- **OBJECTIVE**
Lines that include the word "from" are the ones to copy.

- **RECORDS SHOWN**
Begin

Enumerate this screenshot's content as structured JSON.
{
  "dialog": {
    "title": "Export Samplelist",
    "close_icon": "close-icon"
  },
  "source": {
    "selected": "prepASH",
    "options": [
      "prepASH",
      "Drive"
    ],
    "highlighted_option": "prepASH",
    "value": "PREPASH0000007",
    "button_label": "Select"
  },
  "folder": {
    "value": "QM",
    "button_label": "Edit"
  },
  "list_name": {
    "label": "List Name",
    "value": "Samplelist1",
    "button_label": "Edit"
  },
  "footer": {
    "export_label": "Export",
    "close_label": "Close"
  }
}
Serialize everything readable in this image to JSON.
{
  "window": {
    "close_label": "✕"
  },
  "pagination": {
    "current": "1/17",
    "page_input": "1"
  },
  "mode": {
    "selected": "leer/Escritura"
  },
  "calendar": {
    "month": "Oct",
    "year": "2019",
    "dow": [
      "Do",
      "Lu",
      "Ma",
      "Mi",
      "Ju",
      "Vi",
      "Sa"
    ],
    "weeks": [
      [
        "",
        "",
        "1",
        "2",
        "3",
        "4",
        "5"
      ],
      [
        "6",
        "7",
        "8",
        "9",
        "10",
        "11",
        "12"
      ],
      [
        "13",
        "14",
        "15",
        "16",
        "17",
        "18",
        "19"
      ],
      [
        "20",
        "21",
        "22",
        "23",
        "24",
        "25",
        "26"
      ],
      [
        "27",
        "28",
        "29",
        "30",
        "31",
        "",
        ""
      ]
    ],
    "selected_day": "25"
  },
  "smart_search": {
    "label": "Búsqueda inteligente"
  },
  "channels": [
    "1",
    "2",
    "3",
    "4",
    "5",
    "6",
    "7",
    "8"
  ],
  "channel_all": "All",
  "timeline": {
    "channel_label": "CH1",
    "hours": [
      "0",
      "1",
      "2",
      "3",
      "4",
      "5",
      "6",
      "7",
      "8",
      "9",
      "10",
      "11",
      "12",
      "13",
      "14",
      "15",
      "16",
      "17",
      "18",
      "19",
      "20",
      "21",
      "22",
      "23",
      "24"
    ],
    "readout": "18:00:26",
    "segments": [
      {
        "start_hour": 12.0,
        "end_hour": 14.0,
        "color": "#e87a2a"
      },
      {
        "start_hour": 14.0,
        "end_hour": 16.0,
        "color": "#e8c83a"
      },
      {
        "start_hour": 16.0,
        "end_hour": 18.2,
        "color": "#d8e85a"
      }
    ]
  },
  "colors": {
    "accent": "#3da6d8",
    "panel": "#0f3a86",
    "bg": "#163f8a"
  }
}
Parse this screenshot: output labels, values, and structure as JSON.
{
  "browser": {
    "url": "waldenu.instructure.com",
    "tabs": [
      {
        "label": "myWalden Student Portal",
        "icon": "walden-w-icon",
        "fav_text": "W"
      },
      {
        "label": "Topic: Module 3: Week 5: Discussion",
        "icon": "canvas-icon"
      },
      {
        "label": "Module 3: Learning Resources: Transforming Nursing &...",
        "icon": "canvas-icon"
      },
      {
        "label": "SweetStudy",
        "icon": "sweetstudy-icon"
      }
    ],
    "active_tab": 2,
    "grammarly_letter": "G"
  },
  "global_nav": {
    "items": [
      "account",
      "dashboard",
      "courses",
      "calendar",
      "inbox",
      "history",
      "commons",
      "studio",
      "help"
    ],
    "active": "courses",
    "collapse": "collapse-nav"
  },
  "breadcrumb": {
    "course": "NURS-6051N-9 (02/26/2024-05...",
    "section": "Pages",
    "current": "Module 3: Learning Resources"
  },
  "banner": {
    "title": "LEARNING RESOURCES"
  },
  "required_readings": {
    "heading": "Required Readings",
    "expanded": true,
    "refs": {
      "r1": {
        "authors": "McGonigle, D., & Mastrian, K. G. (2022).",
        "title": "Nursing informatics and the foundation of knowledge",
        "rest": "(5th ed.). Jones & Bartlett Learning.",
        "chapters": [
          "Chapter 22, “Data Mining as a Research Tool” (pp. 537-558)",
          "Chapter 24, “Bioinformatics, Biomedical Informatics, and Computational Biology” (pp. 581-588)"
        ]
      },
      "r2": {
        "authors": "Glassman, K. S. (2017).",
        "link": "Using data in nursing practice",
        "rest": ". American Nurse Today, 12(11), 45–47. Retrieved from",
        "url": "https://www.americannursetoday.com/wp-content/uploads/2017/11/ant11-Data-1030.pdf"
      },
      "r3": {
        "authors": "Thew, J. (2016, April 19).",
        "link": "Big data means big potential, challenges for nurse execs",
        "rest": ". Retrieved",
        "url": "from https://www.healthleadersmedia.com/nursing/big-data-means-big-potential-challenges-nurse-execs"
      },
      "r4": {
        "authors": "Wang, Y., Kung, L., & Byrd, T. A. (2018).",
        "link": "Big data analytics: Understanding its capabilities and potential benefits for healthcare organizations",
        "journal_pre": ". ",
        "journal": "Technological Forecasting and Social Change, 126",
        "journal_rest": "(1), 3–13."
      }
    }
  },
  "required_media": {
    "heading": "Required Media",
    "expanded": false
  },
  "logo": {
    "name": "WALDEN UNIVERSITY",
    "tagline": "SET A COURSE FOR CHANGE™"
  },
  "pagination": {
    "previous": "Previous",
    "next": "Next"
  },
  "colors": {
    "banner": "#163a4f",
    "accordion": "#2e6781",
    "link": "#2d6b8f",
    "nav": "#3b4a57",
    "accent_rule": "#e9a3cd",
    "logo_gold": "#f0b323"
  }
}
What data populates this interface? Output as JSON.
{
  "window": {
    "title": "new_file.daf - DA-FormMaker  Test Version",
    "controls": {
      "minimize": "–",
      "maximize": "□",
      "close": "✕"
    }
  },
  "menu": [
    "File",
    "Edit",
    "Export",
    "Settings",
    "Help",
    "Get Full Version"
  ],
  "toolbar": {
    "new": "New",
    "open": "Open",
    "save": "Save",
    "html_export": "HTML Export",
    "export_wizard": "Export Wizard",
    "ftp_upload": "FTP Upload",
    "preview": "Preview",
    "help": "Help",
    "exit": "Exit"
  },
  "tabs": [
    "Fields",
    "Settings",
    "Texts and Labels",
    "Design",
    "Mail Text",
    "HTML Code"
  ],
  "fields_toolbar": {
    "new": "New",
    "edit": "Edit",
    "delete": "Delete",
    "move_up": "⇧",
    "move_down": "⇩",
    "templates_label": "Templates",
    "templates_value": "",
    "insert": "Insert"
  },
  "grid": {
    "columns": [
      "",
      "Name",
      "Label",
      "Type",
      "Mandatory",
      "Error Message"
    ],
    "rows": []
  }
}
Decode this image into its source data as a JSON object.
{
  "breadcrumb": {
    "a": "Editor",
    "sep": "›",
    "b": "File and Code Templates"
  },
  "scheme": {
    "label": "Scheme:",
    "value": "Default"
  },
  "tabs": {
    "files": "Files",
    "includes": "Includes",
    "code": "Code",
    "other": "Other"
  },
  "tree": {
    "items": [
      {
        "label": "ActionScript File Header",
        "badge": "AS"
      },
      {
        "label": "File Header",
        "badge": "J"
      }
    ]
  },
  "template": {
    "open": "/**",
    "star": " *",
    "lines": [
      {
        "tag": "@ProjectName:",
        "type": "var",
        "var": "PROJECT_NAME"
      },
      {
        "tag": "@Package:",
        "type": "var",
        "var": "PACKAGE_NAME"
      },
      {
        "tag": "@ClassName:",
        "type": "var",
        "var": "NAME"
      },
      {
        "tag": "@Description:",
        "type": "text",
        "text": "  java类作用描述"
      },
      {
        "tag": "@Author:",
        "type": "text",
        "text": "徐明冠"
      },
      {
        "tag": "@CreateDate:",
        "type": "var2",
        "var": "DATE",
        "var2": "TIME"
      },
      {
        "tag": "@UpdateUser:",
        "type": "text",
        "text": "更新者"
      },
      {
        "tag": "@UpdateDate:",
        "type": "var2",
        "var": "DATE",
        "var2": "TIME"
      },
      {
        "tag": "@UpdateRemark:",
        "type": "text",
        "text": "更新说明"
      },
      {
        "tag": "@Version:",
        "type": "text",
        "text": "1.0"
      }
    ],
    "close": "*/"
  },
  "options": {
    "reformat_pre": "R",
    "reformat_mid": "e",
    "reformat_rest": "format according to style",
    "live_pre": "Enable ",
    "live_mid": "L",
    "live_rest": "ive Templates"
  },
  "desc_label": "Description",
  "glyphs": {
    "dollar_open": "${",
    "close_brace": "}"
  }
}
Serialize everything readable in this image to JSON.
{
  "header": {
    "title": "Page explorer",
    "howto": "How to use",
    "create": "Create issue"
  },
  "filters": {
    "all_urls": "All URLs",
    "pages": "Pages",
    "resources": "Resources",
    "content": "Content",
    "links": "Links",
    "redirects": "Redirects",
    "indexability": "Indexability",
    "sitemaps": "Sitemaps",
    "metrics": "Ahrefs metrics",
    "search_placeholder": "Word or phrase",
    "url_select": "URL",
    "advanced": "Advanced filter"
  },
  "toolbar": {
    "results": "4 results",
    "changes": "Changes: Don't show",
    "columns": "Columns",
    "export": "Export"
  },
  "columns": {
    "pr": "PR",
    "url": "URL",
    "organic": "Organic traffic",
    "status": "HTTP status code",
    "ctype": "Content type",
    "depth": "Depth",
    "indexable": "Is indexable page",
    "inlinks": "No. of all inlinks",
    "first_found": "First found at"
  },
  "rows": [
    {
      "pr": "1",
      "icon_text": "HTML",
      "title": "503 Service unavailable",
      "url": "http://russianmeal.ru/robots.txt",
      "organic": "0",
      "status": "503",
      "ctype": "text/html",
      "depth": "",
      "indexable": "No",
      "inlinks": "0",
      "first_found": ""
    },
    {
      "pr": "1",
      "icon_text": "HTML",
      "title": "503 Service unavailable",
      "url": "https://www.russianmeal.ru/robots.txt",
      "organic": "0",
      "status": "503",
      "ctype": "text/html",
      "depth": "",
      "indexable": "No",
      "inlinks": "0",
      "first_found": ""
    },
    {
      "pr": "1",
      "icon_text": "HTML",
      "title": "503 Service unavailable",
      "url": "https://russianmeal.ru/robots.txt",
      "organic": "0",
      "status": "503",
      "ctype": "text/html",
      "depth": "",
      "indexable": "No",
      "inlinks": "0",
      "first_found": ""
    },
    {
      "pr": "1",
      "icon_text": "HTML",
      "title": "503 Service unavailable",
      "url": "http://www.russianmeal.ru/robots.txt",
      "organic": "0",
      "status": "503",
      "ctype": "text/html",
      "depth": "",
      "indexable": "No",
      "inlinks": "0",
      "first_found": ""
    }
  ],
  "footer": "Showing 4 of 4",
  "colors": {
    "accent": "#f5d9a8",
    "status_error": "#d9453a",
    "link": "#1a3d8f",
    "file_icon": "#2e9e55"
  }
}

End

- **COMPLETED TASK**
        "rest": ". American Nurse Today, 12(11), 45–47. Retrieved from",
        "url": "from https://www.healthleadersmedia.com/nursing/big-data-means-big-potential-challenges-nurse-execs"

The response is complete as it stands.